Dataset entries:
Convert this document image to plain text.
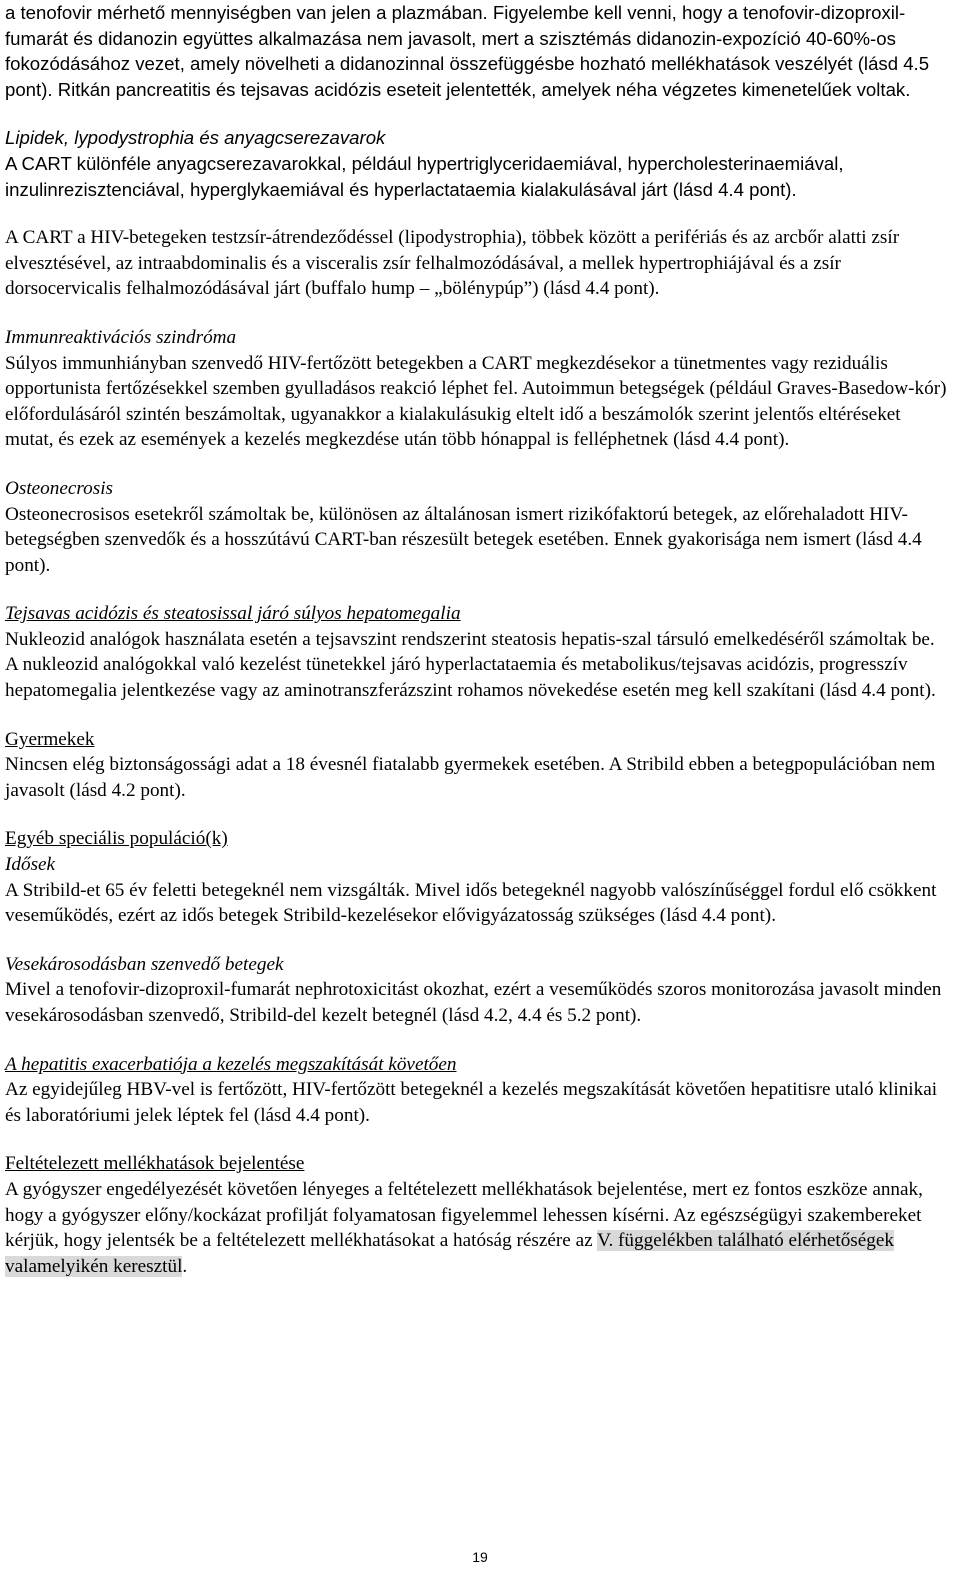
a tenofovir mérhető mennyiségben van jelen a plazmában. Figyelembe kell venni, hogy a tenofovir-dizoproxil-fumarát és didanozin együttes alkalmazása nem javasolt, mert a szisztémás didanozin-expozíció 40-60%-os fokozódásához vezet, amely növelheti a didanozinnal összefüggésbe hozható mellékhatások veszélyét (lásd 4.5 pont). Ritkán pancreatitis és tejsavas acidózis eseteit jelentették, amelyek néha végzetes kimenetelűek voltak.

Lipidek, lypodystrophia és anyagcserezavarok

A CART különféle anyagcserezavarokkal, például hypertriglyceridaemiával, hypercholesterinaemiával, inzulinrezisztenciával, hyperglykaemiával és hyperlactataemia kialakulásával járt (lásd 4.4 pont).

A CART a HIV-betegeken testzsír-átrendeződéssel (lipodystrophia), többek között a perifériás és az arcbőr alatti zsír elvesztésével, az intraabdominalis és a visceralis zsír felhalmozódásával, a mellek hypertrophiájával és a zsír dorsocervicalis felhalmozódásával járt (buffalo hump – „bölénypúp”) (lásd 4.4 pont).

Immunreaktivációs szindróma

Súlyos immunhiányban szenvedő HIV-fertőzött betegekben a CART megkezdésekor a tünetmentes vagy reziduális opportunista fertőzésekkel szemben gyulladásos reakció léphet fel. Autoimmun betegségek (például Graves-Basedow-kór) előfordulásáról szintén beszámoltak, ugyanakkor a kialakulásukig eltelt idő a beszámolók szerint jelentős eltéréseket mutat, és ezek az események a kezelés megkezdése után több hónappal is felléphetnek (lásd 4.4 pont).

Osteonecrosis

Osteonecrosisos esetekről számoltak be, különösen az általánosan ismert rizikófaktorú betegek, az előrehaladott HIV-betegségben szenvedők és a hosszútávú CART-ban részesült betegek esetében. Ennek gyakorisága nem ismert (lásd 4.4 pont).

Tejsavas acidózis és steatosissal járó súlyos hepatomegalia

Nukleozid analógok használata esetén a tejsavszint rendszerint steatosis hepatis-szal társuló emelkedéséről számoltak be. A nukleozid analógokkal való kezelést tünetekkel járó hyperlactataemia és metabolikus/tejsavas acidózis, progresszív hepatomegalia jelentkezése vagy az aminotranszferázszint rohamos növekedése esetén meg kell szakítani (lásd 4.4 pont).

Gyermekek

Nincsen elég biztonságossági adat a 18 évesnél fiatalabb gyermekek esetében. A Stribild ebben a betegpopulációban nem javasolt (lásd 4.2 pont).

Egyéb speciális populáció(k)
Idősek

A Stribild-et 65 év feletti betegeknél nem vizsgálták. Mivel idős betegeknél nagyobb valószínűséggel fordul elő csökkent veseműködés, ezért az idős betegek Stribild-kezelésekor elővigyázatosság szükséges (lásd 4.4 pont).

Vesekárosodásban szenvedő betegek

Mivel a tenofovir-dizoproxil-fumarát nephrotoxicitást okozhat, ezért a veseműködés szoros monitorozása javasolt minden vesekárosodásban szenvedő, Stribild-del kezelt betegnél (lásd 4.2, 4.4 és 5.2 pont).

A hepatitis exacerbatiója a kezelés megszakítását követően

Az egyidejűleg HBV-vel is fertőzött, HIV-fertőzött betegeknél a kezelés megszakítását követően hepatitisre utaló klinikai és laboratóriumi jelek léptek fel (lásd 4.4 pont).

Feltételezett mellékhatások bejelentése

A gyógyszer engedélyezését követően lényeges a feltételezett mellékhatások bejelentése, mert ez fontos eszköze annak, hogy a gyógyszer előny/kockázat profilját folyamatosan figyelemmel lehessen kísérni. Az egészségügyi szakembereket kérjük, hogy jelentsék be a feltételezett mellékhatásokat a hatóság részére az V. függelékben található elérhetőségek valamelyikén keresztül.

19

==

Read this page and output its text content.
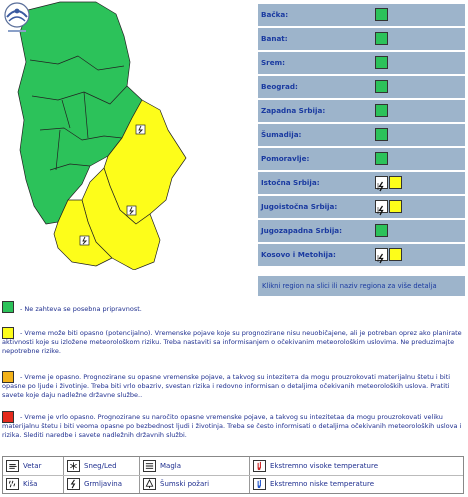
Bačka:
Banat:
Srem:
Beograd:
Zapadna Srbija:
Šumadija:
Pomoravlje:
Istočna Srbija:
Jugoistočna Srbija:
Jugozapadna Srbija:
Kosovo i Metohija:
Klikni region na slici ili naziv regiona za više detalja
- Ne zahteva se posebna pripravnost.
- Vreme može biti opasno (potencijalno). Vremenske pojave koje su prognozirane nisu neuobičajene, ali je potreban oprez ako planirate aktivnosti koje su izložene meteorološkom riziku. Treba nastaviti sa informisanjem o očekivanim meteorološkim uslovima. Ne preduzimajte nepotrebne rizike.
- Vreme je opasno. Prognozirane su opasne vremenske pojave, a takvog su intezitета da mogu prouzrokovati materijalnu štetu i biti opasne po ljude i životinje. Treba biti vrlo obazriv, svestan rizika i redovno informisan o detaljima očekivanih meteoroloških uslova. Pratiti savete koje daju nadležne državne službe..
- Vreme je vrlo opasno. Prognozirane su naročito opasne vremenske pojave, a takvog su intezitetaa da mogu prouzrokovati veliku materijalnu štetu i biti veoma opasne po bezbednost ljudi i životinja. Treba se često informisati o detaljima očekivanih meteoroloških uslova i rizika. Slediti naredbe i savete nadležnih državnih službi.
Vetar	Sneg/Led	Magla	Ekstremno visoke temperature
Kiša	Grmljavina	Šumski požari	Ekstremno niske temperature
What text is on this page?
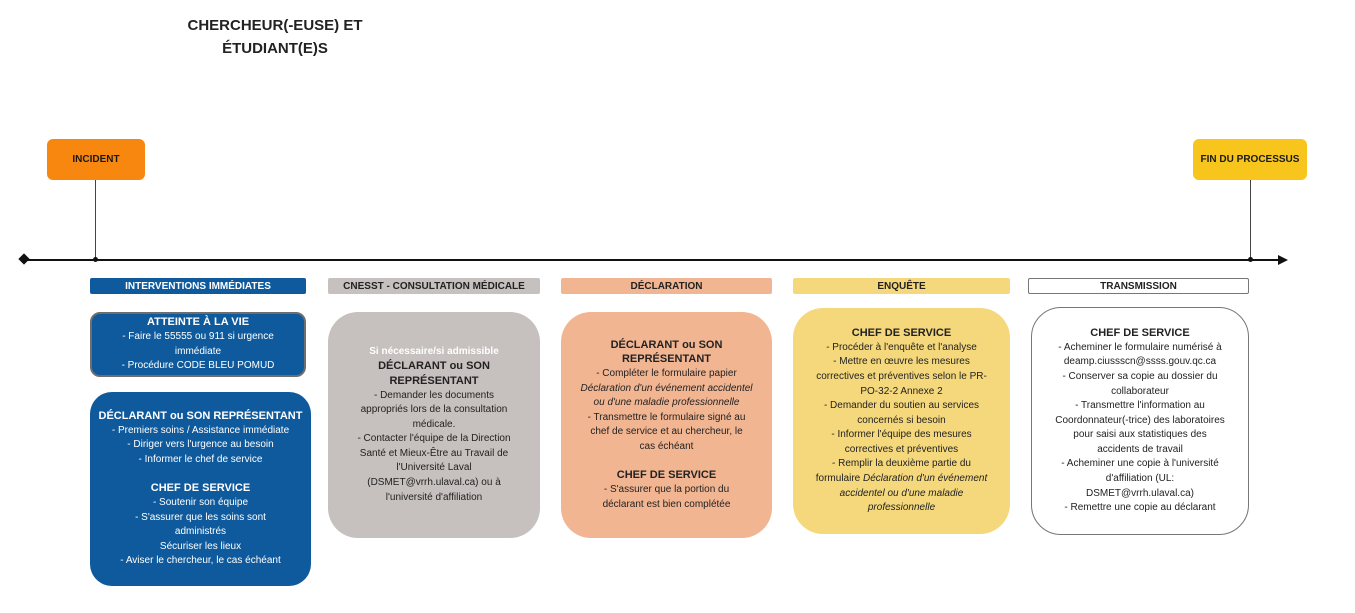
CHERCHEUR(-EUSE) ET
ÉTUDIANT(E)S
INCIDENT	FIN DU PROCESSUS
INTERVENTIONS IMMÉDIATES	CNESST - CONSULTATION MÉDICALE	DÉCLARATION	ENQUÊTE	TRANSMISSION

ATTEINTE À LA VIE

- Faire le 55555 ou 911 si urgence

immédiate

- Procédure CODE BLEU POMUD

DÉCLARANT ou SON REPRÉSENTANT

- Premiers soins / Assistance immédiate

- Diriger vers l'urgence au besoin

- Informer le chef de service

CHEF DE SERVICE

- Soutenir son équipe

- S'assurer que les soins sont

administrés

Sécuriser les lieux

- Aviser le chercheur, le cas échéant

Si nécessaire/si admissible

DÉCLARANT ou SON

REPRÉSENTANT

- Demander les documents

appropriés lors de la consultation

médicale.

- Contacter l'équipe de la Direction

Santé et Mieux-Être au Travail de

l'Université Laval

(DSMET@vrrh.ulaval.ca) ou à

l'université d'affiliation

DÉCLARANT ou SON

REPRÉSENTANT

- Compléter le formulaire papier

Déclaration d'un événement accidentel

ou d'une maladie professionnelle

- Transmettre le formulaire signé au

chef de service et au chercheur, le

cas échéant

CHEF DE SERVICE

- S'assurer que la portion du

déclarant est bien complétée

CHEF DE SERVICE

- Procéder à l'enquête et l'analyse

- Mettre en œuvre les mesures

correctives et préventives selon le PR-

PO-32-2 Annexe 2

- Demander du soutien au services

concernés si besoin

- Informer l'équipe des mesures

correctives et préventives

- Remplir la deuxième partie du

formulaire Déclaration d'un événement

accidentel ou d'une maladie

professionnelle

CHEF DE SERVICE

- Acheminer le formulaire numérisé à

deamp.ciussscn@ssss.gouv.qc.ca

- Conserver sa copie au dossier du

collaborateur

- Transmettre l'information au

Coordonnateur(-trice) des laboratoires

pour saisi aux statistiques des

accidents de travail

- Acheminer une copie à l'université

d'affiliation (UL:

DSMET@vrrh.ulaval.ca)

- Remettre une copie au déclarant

* _Instructions for the task_
Say, as a number only, how many lines of the data contain "štetu".

* _The output_
2